EXERCISES
1/ In the article on John Dean's ethics lecture, what is the title of his talk at Cleveland-Marshall College of Law?
2/ Write the next part of the article on John Dean's ethics lecture, picking up after its final sentence.

GIVEN TEXT
=====

Watergate Figure John Dean to Speak at C|M|LAW on Ethics, “Wrote the Book on What Not to Do”

  John Dean readily admits the irony in his current lecture tour on legal ethics.  Dean is quoted in a recent article, John Dean of Watergate Fame Talks About Ethics, Chicago Tribune, 6/14/11, as saying, “I wrote the book on what not to do.”  The former White House Counsel during the Nixon administration, will speak at Cleveland-Marshall College of Law on the topic Watergate at 40: John Dean and the Ethics of Lawyers.

Dean participated in covering up the Nixon administration’s involvement with a burglary into the Democratic National Committee’s office in the Watergate Hotel, conducted by persons connected to President Richard Nixon’s reelection campaign.   Dean later cooperated with the prosecution and testified against Nixon.    The Youtube clip in this post shows Dean’s testimony before Congress concerning how Dean learned of the plans for campaign espionage.  At 4:42, he remarks on his reactions to the plan and how he should have reacted.

In his lecture at C|M|LAW, Dean will address Watergate as a case study to examine cover-up crimes and activities and analyze them under post-Watergate ethical rules and standards.    Co-presenting with Dean is Cleveland Attorney James Robanalt, Partner, Thompson Hine.  A recent New York Times Article discussed Dean and Robanalt’s lecture, saying:

The issues are complex, but come down to this: What are a lawyer’s obligations when his bosses are engaged in criminal acts?

James D. Robenalt, a lawyer in Cleveland who developed the course with Mr. Dean after they got to know each other over a shared interest in Warren G. Harding, said the course would contrast Mr. Dean’s very limited options at the time with those available to today’s lawyers, armed with reforms inspired by Watergate.

=====

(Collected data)
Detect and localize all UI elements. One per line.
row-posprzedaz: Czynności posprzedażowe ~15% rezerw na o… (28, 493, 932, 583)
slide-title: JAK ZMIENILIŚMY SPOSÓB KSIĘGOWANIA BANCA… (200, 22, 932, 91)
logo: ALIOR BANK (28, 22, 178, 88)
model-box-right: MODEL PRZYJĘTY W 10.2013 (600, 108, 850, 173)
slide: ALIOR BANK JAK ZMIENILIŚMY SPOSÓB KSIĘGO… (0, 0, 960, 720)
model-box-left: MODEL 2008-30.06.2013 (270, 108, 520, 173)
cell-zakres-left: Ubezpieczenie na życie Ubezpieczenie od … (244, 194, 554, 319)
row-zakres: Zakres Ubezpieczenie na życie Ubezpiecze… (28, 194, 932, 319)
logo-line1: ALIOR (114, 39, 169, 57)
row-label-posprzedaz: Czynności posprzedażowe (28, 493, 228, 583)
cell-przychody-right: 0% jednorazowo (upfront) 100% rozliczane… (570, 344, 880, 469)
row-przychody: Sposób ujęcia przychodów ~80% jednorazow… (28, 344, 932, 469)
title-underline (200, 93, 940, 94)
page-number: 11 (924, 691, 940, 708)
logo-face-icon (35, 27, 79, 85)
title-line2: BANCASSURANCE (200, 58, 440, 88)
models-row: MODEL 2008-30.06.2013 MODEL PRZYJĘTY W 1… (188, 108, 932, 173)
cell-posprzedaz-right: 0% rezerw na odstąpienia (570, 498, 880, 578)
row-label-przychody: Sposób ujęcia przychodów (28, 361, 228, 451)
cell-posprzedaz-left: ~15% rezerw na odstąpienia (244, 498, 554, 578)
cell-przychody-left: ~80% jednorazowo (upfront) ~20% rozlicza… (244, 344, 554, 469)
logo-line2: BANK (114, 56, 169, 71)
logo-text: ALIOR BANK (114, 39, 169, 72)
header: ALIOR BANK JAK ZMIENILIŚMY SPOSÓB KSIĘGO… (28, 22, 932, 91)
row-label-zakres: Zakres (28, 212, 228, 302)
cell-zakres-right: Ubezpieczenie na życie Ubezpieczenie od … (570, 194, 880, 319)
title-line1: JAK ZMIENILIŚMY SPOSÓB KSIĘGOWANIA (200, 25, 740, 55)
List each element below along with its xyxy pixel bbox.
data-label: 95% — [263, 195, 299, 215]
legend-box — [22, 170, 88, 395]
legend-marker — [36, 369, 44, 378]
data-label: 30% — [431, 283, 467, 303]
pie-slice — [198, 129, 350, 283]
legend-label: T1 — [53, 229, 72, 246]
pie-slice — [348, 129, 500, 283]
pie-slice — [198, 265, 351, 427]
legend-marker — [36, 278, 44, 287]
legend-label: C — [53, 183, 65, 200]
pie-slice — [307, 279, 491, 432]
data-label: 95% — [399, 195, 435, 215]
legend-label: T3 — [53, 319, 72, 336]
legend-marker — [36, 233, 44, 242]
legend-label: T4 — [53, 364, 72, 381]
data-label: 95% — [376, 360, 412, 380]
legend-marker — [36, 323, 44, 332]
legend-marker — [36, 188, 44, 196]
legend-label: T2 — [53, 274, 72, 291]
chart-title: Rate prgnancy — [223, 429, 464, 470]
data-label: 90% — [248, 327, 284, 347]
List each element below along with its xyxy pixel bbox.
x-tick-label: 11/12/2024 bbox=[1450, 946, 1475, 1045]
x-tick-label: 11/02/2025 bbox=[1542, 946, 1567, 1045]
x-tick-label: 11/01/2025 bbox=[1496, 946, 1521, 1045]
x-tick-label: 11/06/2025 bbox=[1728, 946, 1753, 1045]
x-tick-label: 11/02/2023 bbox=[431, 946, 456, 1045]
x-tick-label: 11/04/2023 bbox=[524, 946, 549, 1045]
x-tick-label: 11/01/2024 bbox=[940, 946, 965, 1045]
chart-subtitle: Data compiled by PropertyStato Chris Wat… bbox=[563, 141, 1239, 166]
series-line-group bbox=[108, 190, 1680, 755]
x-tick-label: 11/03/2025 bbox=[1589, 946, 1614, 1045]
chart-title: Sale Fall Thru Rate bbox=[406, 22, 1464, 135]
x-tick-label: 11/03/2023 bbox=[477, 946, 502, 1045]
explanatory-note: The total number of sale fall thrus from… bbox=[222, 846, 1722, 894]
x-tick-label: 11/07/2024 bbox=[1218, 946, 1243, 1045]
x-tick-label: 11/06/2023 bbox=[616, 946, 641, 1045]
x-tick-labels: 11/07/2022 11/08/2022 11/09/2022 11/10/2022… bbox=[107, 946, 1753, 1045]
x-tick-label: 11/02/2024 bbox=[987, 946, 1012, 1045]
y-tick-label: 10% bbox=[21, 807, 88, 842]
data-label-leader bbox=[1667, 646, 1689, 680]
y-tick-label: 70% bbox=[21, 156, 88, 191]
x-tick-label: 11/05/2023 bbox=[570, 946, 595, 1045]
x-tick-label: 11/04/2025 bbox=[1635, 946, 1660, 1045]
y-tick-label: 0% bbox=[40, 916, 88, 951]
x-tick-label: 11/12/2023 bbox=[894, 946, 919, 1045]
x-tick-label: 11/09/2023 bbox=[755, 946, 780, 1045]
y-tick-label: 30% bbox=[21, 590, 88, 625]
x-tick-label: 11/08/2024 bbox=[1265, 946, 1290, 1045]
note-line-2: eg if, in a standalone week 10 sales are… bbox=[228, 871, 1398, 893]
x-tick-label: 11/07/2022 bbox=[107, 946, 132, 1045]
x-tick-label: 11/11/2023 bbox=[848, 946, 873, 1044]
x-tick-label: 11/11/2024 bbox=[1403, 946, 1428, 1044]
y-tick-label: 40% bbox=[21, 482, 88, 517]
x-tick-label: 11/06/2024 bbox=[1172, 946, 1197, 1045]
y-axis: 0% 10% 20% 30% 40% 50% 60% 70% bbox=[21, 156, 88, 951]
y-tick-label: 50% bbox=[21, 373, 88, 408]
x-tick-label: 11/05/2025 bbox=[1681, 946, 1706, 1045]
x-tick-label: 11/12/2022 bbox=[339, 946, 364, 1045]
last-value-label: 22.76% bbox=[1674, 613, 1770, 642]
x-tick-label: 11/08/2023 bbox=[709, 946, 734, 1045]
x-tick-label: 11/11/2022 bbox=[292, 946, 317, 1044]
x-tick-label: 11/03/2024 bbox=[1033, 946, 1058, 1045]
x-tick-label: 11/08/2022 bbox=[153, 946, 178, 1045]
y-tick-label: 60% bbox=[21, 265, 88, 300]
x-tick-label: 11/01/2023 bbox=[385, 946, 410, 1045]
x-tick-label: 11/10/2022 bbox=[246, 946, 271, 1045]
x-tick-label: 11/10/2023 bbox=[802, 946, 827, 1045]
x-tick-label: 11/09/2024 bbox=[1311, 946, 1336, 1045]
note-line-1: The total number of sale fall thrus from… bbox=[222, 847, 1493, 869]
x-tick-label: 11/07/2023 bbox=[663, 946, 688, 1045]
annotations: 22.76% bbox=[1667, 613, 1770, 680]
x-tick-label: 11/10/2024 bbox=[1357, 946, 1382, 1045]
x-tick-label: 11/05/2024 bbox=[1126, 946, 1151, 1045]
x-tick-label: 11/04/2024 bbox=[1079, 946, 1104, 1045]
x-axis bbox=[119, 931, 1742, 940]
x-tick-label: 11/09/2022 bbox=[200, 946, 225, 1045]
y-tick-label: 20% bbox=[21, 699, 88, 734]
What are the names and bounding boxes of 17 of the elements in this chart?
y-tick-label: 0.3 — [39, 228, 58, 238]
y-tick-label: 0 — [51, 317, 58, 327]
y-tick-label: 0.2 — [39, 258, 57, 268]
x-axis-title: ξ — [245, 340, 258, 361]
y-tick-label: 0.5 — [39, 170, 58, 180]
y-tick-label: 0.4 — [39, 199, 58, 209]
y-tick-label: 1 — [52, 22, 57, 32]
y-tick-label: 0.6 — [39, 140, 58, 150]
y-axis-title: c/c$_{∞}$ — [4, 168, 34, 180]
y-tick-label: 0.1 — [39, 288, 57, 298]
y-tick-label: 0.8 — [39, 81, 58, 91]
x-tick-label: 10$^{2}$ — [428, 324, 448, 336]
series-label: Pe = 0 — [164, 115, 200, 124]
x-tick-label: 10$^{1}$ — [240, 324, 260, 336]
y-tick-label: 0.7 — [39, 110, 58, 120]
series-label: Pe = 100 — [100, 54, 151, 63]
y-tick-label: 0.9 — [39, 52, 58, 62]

=====

RESULTS IN ORDER
1/ Watergate at 40: John Dean and the Ethics of Lawyers

2/
Mr. Robenalt said the course paraphrases the famous Watergate hearings question from Senator Howard H. Baker, Jr.: “What did the president know, and when did he know it?” The course asks, “What could John Dean have done, and when could he have done it?”

In 1972, Mr. Dean had few obvious options other than to serve his bosses, Mr. Robenalt said. Ethical standards were vague, and the requirement to zealously defend one’s client paramount. Under the circumstances of the rules in force in the District of Columbia at the time, the best a lawyer could have done might have been to resign rather than report the wrongdoing.

John Dean and James Robenalt will speak this Thursday, April 19 at 5 p.m.  One hour of ethics CLE credit is offered.

The library holds a copy of Dean’s book about Watergate, Blind Ambition: The End of the Story.  It’s coincidental that HeinOnline just added the Nixon Grand Jury transcripts to their Presidential Library.  HeinOnline is accessible on campus, and remotely to CSU faculty and students.